* Data shown
START

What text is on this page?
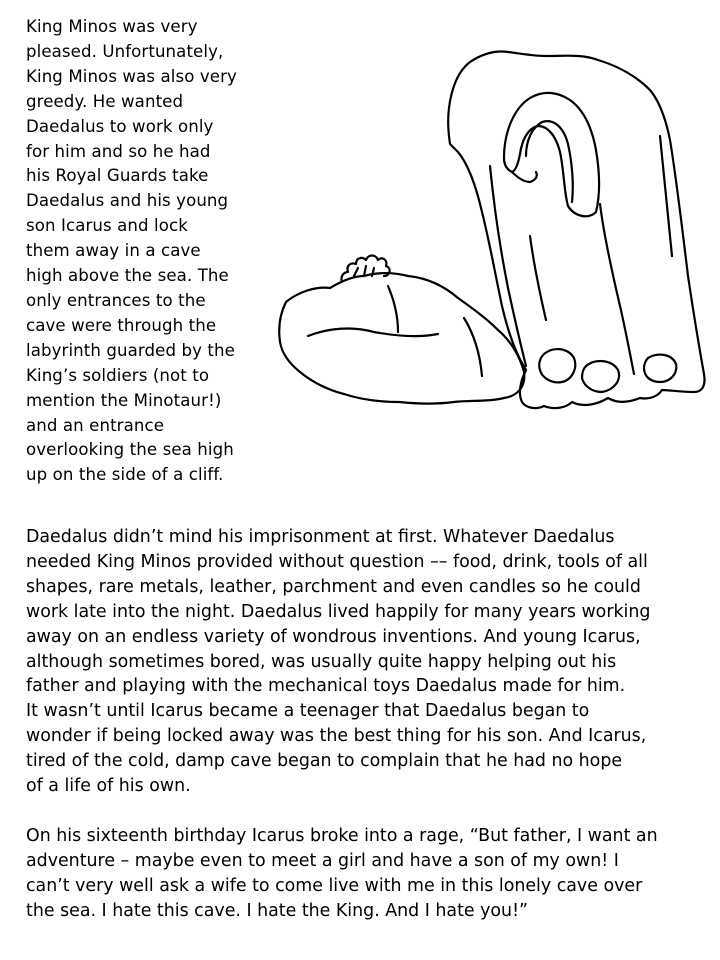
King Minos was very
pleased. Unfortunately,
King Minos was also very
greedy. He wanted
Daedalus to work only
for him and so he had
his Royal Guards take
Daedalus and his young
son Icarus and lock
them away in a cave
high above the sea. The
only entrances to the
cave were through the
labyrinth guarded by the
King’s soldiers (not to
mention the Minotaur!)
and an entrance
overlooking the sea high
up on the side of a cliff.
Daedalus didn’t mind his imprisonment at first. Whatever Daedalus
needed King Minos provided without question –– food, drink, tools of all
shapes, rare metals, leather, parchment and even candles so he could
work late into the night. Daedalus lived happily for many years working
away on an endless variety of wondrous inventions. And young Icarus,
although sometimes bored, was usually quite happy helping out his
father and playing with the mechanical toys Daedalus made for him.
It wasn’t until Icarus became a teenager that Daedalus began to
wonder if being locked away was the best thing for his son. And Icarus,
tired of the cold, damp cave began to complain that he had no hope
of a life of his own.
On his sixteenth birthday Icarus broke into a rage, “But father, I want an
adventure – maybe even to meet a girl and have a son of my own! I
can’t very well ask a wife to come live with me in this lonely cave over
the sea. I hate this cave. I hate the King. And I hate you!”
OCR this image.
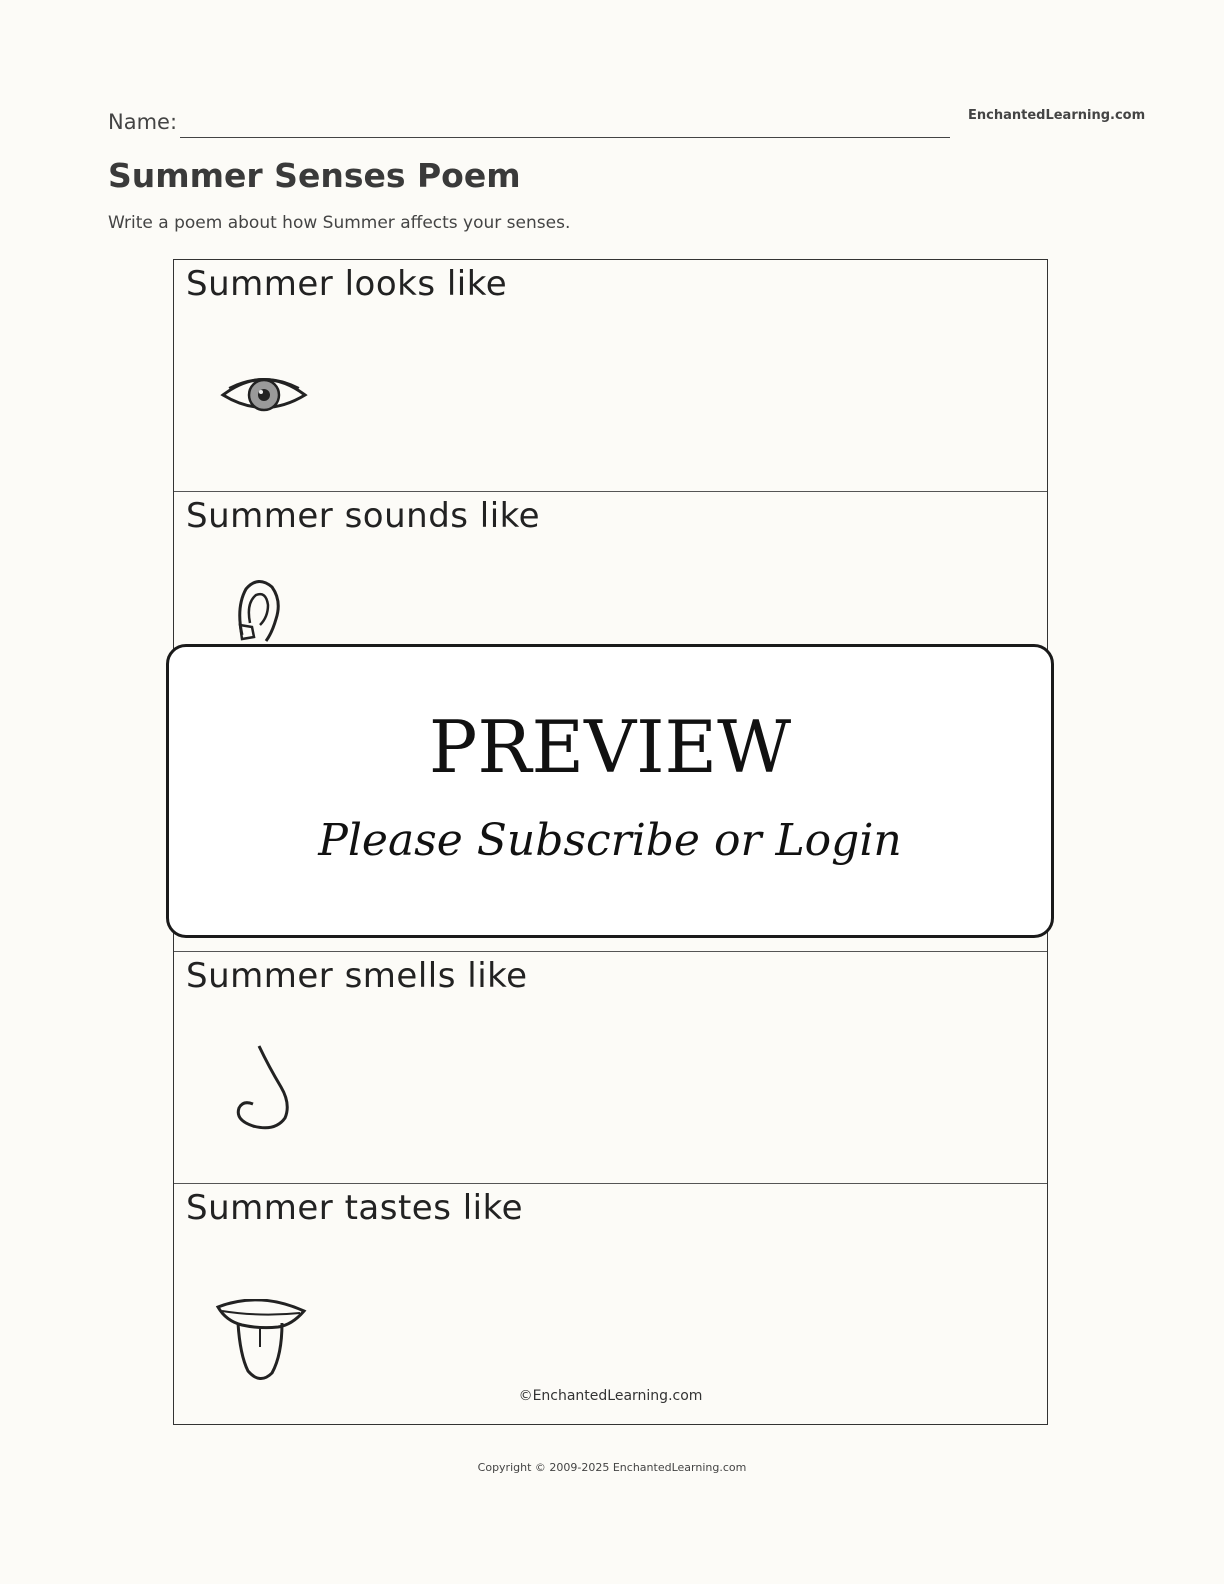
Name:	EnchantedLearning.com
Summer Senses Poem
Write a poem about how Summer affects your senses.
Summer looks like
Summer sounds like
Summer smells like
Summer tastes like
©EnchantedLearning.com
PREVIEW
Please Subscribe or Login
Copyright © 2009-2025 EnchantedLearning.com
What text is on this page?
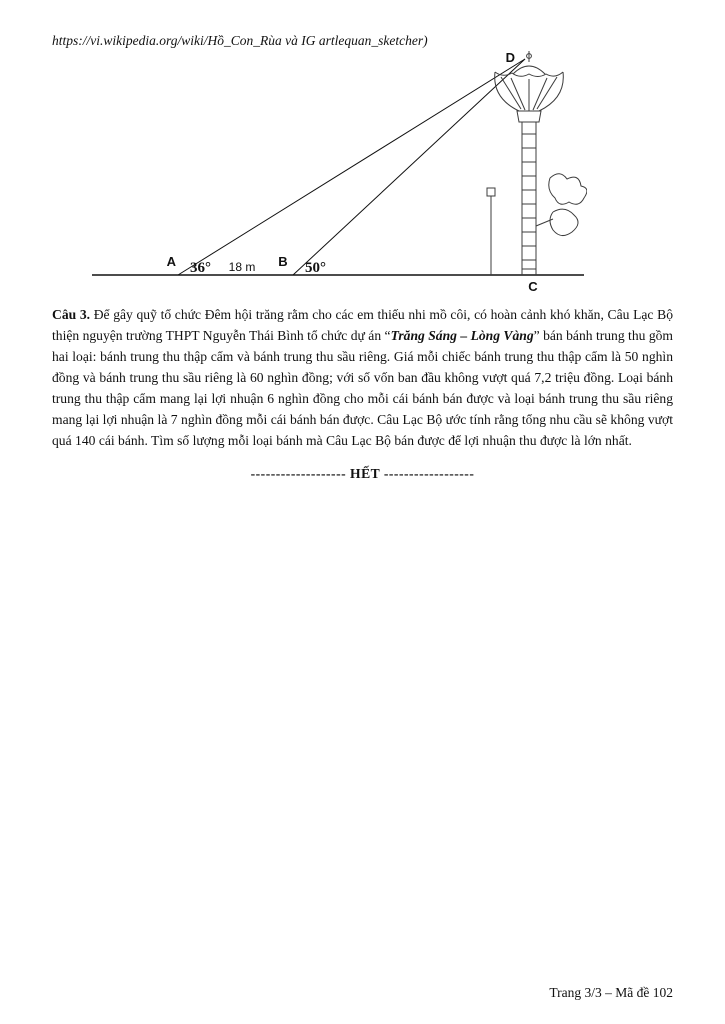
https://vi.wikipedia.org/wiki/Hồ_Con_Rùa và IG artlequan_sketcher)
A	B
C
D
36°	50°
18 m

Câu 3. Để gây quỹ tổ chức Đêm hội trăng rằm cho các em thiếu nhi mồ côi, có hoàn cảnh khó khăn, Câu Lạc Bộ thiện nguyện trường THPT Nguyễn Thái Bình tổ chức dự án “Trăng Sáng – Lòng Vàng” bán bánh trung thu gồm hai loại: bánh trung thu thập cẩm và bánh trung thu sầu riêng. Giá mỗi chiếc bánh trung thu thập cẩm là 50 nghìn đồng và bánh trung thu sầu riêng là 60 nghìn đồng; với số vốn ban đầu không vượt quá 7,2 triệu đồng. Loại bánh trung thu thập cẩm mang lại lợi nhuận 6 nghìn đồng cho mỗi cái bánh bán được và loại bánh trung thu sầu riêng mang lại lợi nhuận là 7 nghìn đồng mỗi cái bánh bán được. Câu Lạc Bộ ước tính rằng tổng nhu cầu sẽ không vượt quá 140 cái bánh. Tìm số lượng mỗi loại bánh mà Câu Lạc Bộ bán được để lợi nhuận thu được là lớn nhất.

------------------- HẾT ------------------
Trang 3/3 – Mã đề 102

END

* Written exercise
The records above are to be reproduced exactly; the pictures are to be left out.

* Solution to this task
What text is on this page?
King Minos was very
pleased. Unfortunately,
King Minos was also very
greedy. He wanted
Daedalus to work only
for him and so he had
his Royal Guards take
Daedalus and his young
son Icarus and lock
them away in a cave
high above the sea. The
only entrances to the
cave were through the
labyrinth guarded by the
King’s soldiers (not to
mention the Minotaur!)
and an entrance
overlooking the sea high
up on the side of a cliff.
Daedalus didn’t mind his imprisonment at first. Whatever Daedalus
needed King Minos provided without question –– food, drink, tools of all
shapes, rare metals, leather, parchment and even candles so he could
work late into the night. Daedalus lived happily for many years working
away on an endless variety of wondrous inventions. And young Icarus,
although sometimes bored, was usually quite happy helping out his
father and playing with the mechanical toys Daedalus made for him.
It wasn’t until Icarus became a teenager that Daedalus began to
wonder if being locked away was the best thing for his son. And Icarus,
tired of the cold, damp cave began to complain that he had no hope
of a life of his own.
On his sixteenth birthday Icarus broke into a rage, “But father, I want an
adventure – maybe even to meet a girl and have a son of my own! I
can’t very well ask a wife to come live with me in this lonely cave over
the sea. I hate this cave. I hate the King. And I hate you!”
OCR this image.
Name:	EnchantedLearning.com
Summer Senses Poem
Write a poem about how Summer affects your senses.
Summer looks like
Summer sounds like
Summer smells like
Summer tastes like
©EnchantedLearning.com
PREVIEW
Please Subscribe or Login
Copyright © 2009-2025 EnchantedLearning.com
What text is on this page?
https://vi.wikipedia.org/wiki/Hồ_Con_Rùa và IG artlequan_sketcher)
A	B
C
D
36°	50°
18 m

Câu 3. Để gây quỹ tổ chức Đêm hội trăng rằm cho các em thiếu nhi mồ côi, có hoàn cảnh khó khăn, Câu Lạc Bộ thiện nguyện trường THPT Nguyễn Thái Bình tổ chức dự án “Trăng Sáng – Lòng Vàng” bán bánh trung thu gồm hai loại: bánh trung thu thập cẩm và bánh trung thu sầu riêng. Giá mỗi chiếc bánh trung thu thập cẩm là 50 nghìn đồng và bánh trung thu sầu riêng là 60 nghìn đồng; với số vốn ban đầu không vượt quá 7,2 triệu đồng. Loại bánh trung thu thập cẩm mang lại lợi nhuận 6 nghìn đồng cho mỗi cái bánh bán được và loại bánh trung thu sầu riêng mang lại lợi nhuận là 7 nghìn đồng mỗi cái bánh bán được. Câu Lạc Bộ ước tính rằng tổng nhu cầu sẽ không vượt quá 140 cái bánh. Tìm số lượng mỗi loại bánh mà Câu Lạc Bộ bán được để lợi nhuận thu được là lớn nhất.

------------------- HẾT ------------------
Trang 3/3 – Mã đề 102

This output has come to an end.